• What the task requires:
Copy all the material below, exactly as it stands.

--- start Information given ---

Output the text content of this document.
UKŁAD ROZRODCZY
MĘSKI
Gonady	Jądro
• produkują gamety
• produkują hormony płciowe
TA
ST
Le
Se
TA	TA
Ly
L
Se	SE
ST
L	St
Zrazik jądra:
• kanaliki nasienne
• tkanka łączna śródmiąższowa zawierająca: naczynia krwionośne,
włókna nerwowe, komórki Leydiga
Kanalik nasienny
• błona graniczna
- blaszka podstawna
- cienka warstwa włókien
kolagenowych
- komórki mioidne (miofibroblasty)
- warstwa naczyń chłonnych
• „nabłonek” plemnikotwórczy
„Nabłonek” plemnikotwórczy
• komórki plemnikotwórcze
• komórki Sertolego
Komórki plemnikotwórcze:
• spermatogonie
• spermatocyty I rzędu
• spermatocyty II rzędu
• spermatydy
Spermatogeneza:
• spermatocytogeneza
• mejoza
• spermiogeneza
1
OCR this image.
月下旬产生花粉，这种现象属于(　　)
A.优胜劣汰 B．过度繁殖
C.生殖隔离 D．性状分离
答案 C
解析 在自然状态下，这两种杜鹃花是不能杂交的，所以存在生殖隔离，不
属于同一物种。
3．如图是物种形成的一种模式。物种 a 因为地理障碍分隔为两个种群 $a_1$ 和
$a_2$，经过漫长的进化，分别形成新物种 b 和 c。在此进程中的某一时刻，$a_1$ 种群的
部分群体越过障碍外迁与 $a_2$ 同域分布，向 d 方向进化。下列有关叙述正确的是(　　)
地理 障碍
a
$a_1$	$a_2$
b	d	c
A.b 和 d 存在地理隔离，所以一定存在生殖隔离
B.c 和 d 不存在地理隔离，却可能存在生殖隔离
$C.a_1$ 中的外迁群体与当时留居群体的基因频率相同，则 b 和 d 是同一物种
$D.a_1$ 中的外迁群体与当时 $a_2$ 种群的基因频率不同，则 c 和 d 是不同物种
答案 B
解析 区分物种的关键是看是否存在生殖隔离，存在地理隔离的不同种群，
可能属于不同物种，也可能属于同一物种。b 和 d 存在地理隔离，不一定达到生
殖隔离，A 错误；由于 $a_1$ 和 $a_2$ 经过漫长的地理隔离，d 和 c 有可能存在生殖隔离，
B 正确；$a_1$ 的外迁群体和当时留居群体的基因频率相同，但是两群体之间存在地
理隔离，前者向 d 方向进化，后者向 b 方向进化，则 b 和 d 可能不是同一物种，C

--- end Information given ---

• Response to the task:
Output the text content of this document.
UKŁAD ROZRODCZY
MĘSKI
Gonady	Jądro
• produkują gamety
• produkują hormony płciowe
TA
ST
Le
Se
TA	TA
Ly
L
Se	SE
ST
L	St
Zrazik jądra:
• kanaliki nasienne
• tkanka łączna śródmiąższowa zawierająca: naczynia krwionośne,
włókna nerwowe, komórki Leydiga
Kanalik nasienny
• błona graniczna
- blaszka podstawna
- cienka warstwa włókien
kolagenowych
- komórki mioidne (miofibroblasty)
- warstwa naczyń chłonnych
• „nabłonek” plemnikotwórczy
„Nabłonek” plemnikotwórczy
• komórki plemnikotwórcze
• komórki Sertolego
Komórki plemnikotwórcze:
• spermatogonie
• spermatocyty I rzędu
• spermatocyty II rzędu
• spermatydy
Spermatogeneza:
• spermatocytogeneza
• mejoza
• spermiogeneza
1
OCR this image.
月下旬产生花粉，这种现象属于(　　)
A.优胜劣汰 B．过度繁殖
C.生殖隔离 D．性状分离
答案 C
解析 在自然状态下，这两种杜鹃花是不能杂交的，所以存在生殖隔离，不
属于同一物种。
3．如图是物种形成的一种模式。物种 a 因为地理障碍分隔为两个种群 $a_1$ 和
$a_2$，经过漫长的进化，分别形成新物种 b 和 c。在此进程中的某一时刻，$a_1$ 种群的
部分群体越过障碍外迁与 $a_2$ 同域分布，向 d 方向进化。下列有关叙述正确的是(　　)
地理 障碍
a
$a_1$	$a_2$
b	d	c
A.b 和 d 存在地理隔离，所以一定存在生殖隔离
B.c 和 d 不存在地理隔离，却可能存在生殖隔离
$C.a_1$ 中的外迁群体与当时留居群体的基因频率相同，则 b 和 d 是同一物种
$D.a_1$ 中的外迁群体与当时 $a_2$ 种群的基因频率不同，则 c 和 d 是不同物种
答案 B
解析 区分物种的关键是看是否存在生殖隔离，存在地理隔离的不同种群，
可能属于不同物种，也可能属于同一物种。b 和 d 存在地理隔离，不一定达到生
殖隔离，A 错误；由于 $a_1$ 和 $a_2$ 经过漫长的地理隔离，d 和 c 有可能存在生殖隔离，
B 正确；$a_1$ 的外迁群体和当时留居群体的基因频率相同，但是两群体之间存在地
理隔离，前者向 d 方向进化，后者向 b 方向进化，则 b 和 d 可能不是同一物种，C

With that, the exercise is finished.